DIRECTIVE: Pictures stay out of the copy; set down each line of the listing below exactly.

-- Begin DATA SUPPLIED --

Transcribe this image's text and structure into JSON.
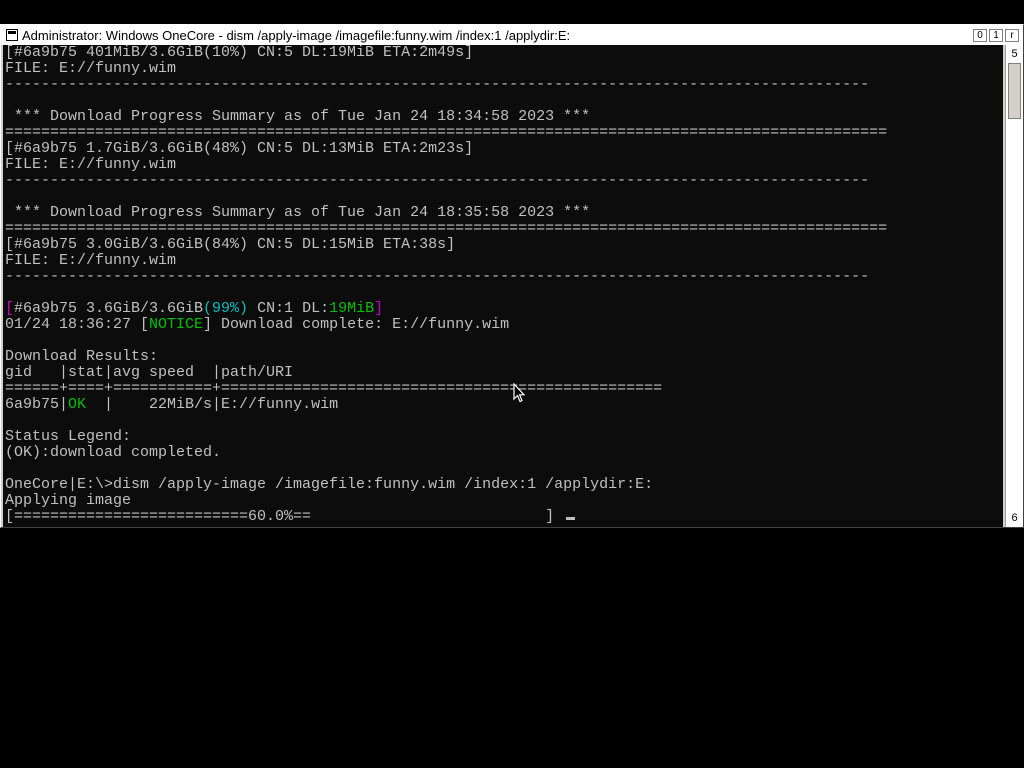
{
  "window": {
    "title": "Administrator:  Windows OneCore - dism  /apply-image /imagefile:funny.wim /index:1 /applydir:E:",
    "buttons": [
      "0",
      "1",
      "r"
    ]
  },
  "scrollbar": {
    "top_label": "5",
    "bottom_label": "6"
  },
  "console": {
    "lines": [
      [
        {
          "t": "[#6a9b75 401MiB/3.6GiB(10%) CN:5 DL:19MiB ETA:2m49s]",
          "c": ""
        }
      ],
      [
        {
          "t": "FILE: E://funny.wim",
          "c": ""
        }
      ],
      [
        {
          "t": "------------------------------------------------------------------------------------------------",
          "c": ""
        }
      ],
      [
        {
          "t": "",
          "c": ""
        }
      ],
      [
        {
          "t": " *** Download Progress Summary as of Tue Jan 24 18:34:58 2023 ***",
          "c": ""
        }
      ],
      [
        {
          "t": "==================================================================================================",
          "c": ""
        }
      ],
      [
        {
          "t": "[#6a9b75 1.7GiB/3.6GiB(48%) CN:5 DL:13MiB ETA:2m23s]",
          "c": ""
        }
      ],
      [
        {
          "t": "FILE: E://funny.wim",
          "c": ""
        }
      ],
      [
        {
          "t": "------------------------------------------------------------------------------------------------",
          "c": ""
        }
      ],
      [
        {
          "t": "",
          "c": ""
        }
      ],
      [
        {
          "t": " *** Download Progress Summary as of Tue Jan 24 18:35:58 2023 ***",
          "c": ""
        }
      ],
      [
        {
          "t": "==================================================================================================",
          "c": ""
        }
      ],
      [
        {
          "t": "[#6a9b75 3.0GiB/3.6GiB(84%) CN:5 DL:15MiB ETA:38s]",
          "c": ""
        }
      ],
      [
        {
          "t": "FILE: E://funny.wim",
          "c": ""
        }
      ],
      [
        {
          "t": "------------------------------------------------------------------------------------------------",
          "c": ""
        }
      ],
      [
        {
          "t": "",
          "c": ""
        }
      ],
      [
        {
          "t": "[",
          "c": "c-magenta"
        },
        {
          "t": "#6a9b75 3.6GiB/3.6GiB",
          "c": ""
        },
        {
          "t": "(99%)",
          "c": "c-cyan"
        },
        {
          "t": " CN:1 DL:",
          "c": ""
        },
        {
          "t": "19MiB",
          "c": "c-green"
        },
        {
          "t": "]",
          "c": "c-magenta"
        }
      ],
      [
        {
          "t": "01/24 18:36:27 [",
          "c": ""
        },
        {
          "t": "NOTICE",
          "c": "c-green"
        },
        {
          "t": "] Download complete: E://funny.wim",
          "c": ""
        }
      ],
      [
        {
          "t": "",
          "c": ""
        }
      ],
      [
        {
          "t": "Download Results:",
          "c": ""
        }
      ],
      [
        {
          "t": "gid   |stat|avg speed  |path/URI",
          "c": ""
        }
      ],
      [
        {
          "t": "======+====+===========+=================================================",
          "c": ""
        }
      ],
      [
        {
          "t": "6a9b75|",
          "c": ""
        },
        {
          "t": "OK",
          "c": "c-green"
        },
        {
          "t": "  |    22MiB/s|E://funny.wim",
          "c": ""
        }
      ],
      [
        {
          "t": "",
          "c": ""
        }
      ],
      [
        {
          "t": "Status Legend:",
          "c": ""
        }
      ],
      [
        {
          "t": "(OK):download completed.",
          "c": ""
        }
      ],
      [
        {
          "t": "",
          "c": ""
        }
      ],
      [
        {
          "t": "OneCore|E:\\>dism /apply-image /imagefile:funny.wim /index:1 /applydir:E:",
          "c": ""
        }
      ],
      [
        {
          "t": "Applying image",
          "c": ""
        }
      ],
      [
        {
          "t": "[==========================60.0%==                          ]",
          "c": ""
        }
      ]
    ],
    "progress_percent": 60.0
  },
  "colors": {
    "console_bg": "#0c0c0c",
    "console_text": "#c0c0c0",
    "magenta": "#c000c0",
    "cyan": "#00c0c0",
    "green": "#00c000"
  },
  "icons": {
    "system_menu": "console-icon",
    "pointer": "mouse-pointer-icon"
  }
}
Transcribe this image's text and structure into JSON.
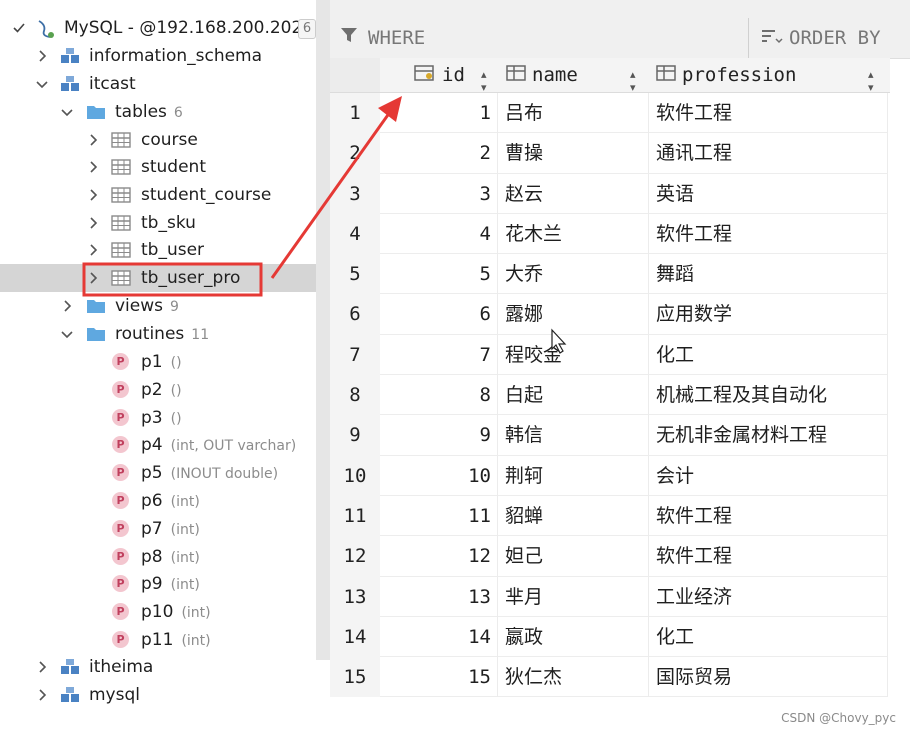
{
  "tree": {
    "connection": {
      "label": "MySQL - @192.168.200.202",
      "badge": "6"
    },
    "schemas": {
      "information_schema": "information_schema",
      "itcast": "itcast",
      "itheima": "itheima",
      "mysql": "mysql"
    },
    "tables_folder": {
      "label": "tables",
      "count": "6"
    },
    "tables": [
      "course",
      "student",
      "student_course",
      "tb_sku",
      "tb_user",
      "tb_user_pro"
    ],
    "views_folder": {
      "label": "views",
      "count": "9"
    },
    "routines_folder": {
      "label": "routines",
      "count": "11"
    },
    "routines": [
      {
        "name": "p1",
        "sig": "()"
      },
      {
        "name": "p2",
        "sig": "()"
      },
      {
        "name": "p3",
        "sig": "()"
      },
      {
        "name": "p4",
        "sig": "(int, OUT varchar)"
      },
      {
        "name": "p5",
        "sig": "(INOUT double)"
      },
      {
        "name": "p6",
        "sig": "(int)"
      },
      {
        "name": "p7",
        "sig": "(int)"
      },
      {
        "name": "p8",
        "sig": "(int)"
      },
      {
        "name": "p9",
        "sig": "(int)"
      },
      {
        "name": "p10",
        "sig": "(int)"
      },
      {
        "name": "p11",
        "sig": "(int)"
      }
    ],
    "routine_icon_letter": "P"
  },
  "filter": {
    "where": "WHERE",
    "order_by": "ORDER BY"
  },
  "grid": {
    "columns": [
      "id",
      "name",
      "profession"
    ],
    "rows": [
      {
        "n": "1",
        "id": "1",
        "name": "吕布",
        "profession": "软件工程"
      },
      {
        "n": "2",
        "id": "2",
        "name": "曹操",
        "profession": "通讯工程"
      },
      {
        "n": "3",
        "id": "3",
        "name": "赵云",
        "profession": "英语"
      },
      {
        "n": "4",
        "id": "4",
        "name": "花木兰",
        "profession": "软件工程"
      },
      {
        "n": "5",
        "id": "5",
        "name": "大乔",
        "profession": "舞蹈"
      },
      {
        "n": "6",
        "id": "6",
        "name": "露娜",
        "profession": "应用数学"
      },
      {
        "n": "7",
        "id": "7",
        "name": "程咬金",
        "profession": "化工"
      },
      {
        "n": "8",
        "id": "8",
        "name": "白起",
        "profession": "机械工程及其自动化"
      },
      {
        "n": "9",
        "id": "9",
        "name": "韩信",
        "profession": "无机非金属材料工程"
      },
      {
        "n": "10",
        "id": "10",
        "name": "荆轲",
        "profession": "会计"
      },
      {
        "n": "11",
        "id": "11",
        "name": "貂蝉",
        "profession": "软件工程"
      },
      {
        "n": "12",
        "id": "12",
        "name": "妲己",
        "profession": "软件工程"
      },
      {
        "n": "13",
        "id": "13",
        "name": "芈月",
        "profession": "工业经济"
      },
      {
        "n": "14",
        "id": "14",
        "name": "嬴政",
        "profession": "化工"
      },
      {
        "n": "15",
        "id": "15",
        "name": "狄仁杰",
        "profession": "国际贸易"
      }
    ]
  },
  "colors": {
    "highlight_box": "#e53935",
    "arrow": "#e53935",
    "selected_row": "#d5d5d5"
  },
  "watermark": "CSDN @Chovy_pyc"
}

-- End DATA SUPPLIED --

RESPONSE TO THIS TASK:
Transcribe this image's text and structure into JSON.
{
  "window": {
    "title": "Administrator:  Windows OneCore - dism  /apply-image /imagefile:funny.wim /index:1 /applydir:E:",
    "buttons": [
      "0",
      "1",
      "r"
    ]
  },
  "scrollbar": {
    "top_label": "5",
    "bottom_label": "6"
  },
  "console": {
    "lines": [
      [
        {
          "t": "[#6a9b75 401MiB/3.6GiB(10%) CN:5 DL:19MiB ETA:2m49s]",
          "c": ""
        }
      ],
      [
        {
          "t": "FILE: E://funny.wim",
          "c": ""
        }
      ],
      [
        {
          "t": "------------------------------------------------------------------------------------------------",
          "c": ""
        }
      ],
      [
        {
          "t": "",
          "c": ""
        }
      ],
      [
        {
          "t": " *** Download Progress Summary as of Tue Jan 24 18:34:58 2023 ***",
          "c": ""
        }
      ],
      [
        {
          "t": "==================================================================================================",
          "c": ""
        }
      ],
      [
        {
          "t": "[#6a9b75 1.7GiB/3.6GiB(48%) CN:5 DL:13MiB ETA:2m23s]",
          "c": ""
        }
      ],
      [
        {
          "t": "FILE: E://funny.wim",
          "c": ""
        }
      ],
      [
        {
          "t": "------------------------------------------------------------------------------------------------",
          "c": ""
        }
      ],
      [
        {
          "t": "",
          "c": ""
        }
      ],
      [
        {
          "t": " *** Download Progress Summary as of Tue Jan 24 18:35:58 2023 ***",
          "c": ""
        }
      ],
      [
        {
          "t": "==================================================================================================",
          "c": ""
        }
      ],
      [
        {
          "t": "[#6a9b75 3.0GiB/3.6GiB(84%) CN:5 DL:15MiB ETA:38s]",
          "c": ""
        }
      ],
      [
        {
          "t": "FILE: E://funny.wim",
          "c": ""
        }
      ],
      [
        {
          "t": "------------------------------------------------------------------------------------------------",
          "c": ""
        }
      ],
      [
        {
          "t": "",
          "c": ""
        }
      ],
      [
        {
          "t": "[",
          "c": "c-magenta"
        },
        {
          "t": "#6a9b75 3.6GiB/3.6GiB",
          "c": ""
        },
        {
          "t": "(99%)",
          "c": "c-cyan"
        },
        {
          "t": " CN:1 DL:",
          "c": ""
        },
        {
          "t": "19MiB",
          "c": "c-green"
        },
        {
          "t": "]",
          "c": "c-magenta"
        }
      ],
      [
        {
          "t": "01/24 18:36:27 [",
          "c": ""
        },
        {
          "t": "NOTICE",
          "c": "c-green"
        },
        {
          "t": "] Download complete: E://funny.wim",
          "c": ""
        }
      ],
      [
        {
          "t": "",
          "c": ""
        }
      ],
      [
        {
          "t": "Download Results:",
          "c": ""
        }
      ],
      [
        {
          "t": "gid   |stat|avg speed  |path/URI",
          "c": ""
        }
      ],
      [
        {
          "t": "======+====+===========+=================================================",
          "c": ""
        }
      ],
      [
        {
          "t": "6a9b75|",
          "c": ""
        },
        {
          "t": "OK",
          "c": "c-green"
        },
        {
          "t": "  |    22MiB/s|E://funny.wim",
          "c": ""
        }
      ],
      [
        {
          "t": "",
          "c": ""
        }
      ],
      [
        {
          "t": "Status Legend:",
          "c": ""
        }
      ],
      [
        {
          "t": "(OK):download completed.",
          "c": ""
        }
      ],
      [
        {
          "t": "",
          "c": ""
        }
      ],
      [
        {
          "t": "OneCore|E:\\>dism /apply-image /imagefile:funny.wim /index:1 /applydir:E:",
          "c": ""
        }
      ],
      [
        {
          "t": "Applying image",
          "c": ""
        }
      ],
      [
        {
          "t": "[==========================60.0%==                          ]",
          "c": ""
        }
      ]
    ],
    "progress_percent": 60.0
  },
  "colors": {
    "console_bg": "#0c0c0c",
    "console_text": "#c0c0c0",
    "magenta": "#c000c0",
    "cyan": "#00c0c0",
    "green": "#00c000"
  },
  "icons": {
    "system_menu": "console-icon",
    "pointer": "mouse-pointer-icon"
  }
}
Transcribe this image's text and structure into JSON.
{
  "tree": {
    "connection": {
      "label": "MySQL - @192.168.200.202",
      "badge": "6"
    },
    "schemas": {
      "information_schema": "information_schema",
      "itcast": "itcast",
      "itheima": "itheima",
      "mysql": "mysql"
    },
    "tables_folder": {
      "label": "tables",
      "count": "6"
    },
    "tables": [
      "course",
      "student",
      "student_course",
      "tb_sku",
      "tb_user",
      "tb_user_pro"
    ],
    "views_folder": {
      "label": "views",
      "count": "9"
    },
    "routines_folder": {
      "label": "routines",
      "count": "11"
    },
    "routines": [
      {
        "name": "p1",
        "sig": "()"
      },
      {
        "name": "p2",
        "sig": "()"
      },
      {
        "name": "p3",
        "sig": "()"
      },
      {
        "name": "p4",
        "sig": "(int, OUT varchar)"
      },
      {
        "name": "p5",
        "sig": "(INOUT double)"
      },
      {
        "name": "p6",
        "sig": "(int)"
      },
      {
        "name": "p7",
        "sig": "(int)"
      },
      {
        "name": "p8",
        "sig": "(int)"
      },
      {
        "name": "p9",
        "sig": "(int)"
      },
      {
        "name": "p10",
        "sig": "(int)"
      },
      {
        "name": "p11",
        "sig": "(int)"
      }
    ],
    "routine_icon_letter": "P"
  },
  "filter": {
    "where": "WHERE",
    "order_by": "ORDER BY"
  },
  "grid": {
    "columns": [
      "id",
      "name",
      "profession"
    ],
    "rows": [
      {
        "n": "1",
        "id": "1",
        "name": "吕布",
        "profession": "软件工程"
      },
      {
        "n": "2",
        "id": "2",
        "name": "曹操",
        "profession": "通讯工程"
      },
      {
        "n": "3",
        "id": "3",
        "name": "赵云",
        "profession": "英语"
      },
      {
        "n": "4",
        "id": "4",
        "name": "花木兰",
        "profession": "软件工程"
      },
      {
        "n": "5",
        "id": "5",
        "name": "大乔",
        "profession": "舞蹈"
      },
      {
        "n": "6",
        "id": "6",
        "name": "露娜",
        "profession": "应用数学"
      },
      {
        "n": "7",
        "id": "7",
        "name": "程咬金",
        "profession": "化工"
      },
      {
        "n": "8",
        "id": "8",
        "name": "白起",
        "profession": "机械工程及其自动化"
      },
      {
        "n": "9",
        "id": "9",
        "name": "韩信",
        "profession": "无机非金属材料工程"
      },
      {
        "n": "10",
        "id": "10",
        "name": "荆轲",
        "profession": "会计"
      },
      {
        "n": "11",
        "id": "11",
        "name": "貂蝉",
        "profession": "软件工程"
      },
      {
        "n": "12",
        "id": "12",
        "name": "妲己",
        "profession": "软件工程"
      },
      {
        "n": "13",
        "id": "13",
        "name": "芈月",
        "profession": "工业经济"
      },
      {
        "n": "14",
        "id": "14",
        "name": "嬴政",
        "profession": "化工"
      },
      {
        "n": "15",
        "id": "15",
        "name": "狄仁杰",
        "profession": "国际贸易"
      }
    ]
  },
  "colors": {
    "highlight_box": "#e53935",
    "arrow": "#e53935",
    "selected_row": "#d5d5d5"
  },
  "watermark": "CSDN @Chovy_pyc"
}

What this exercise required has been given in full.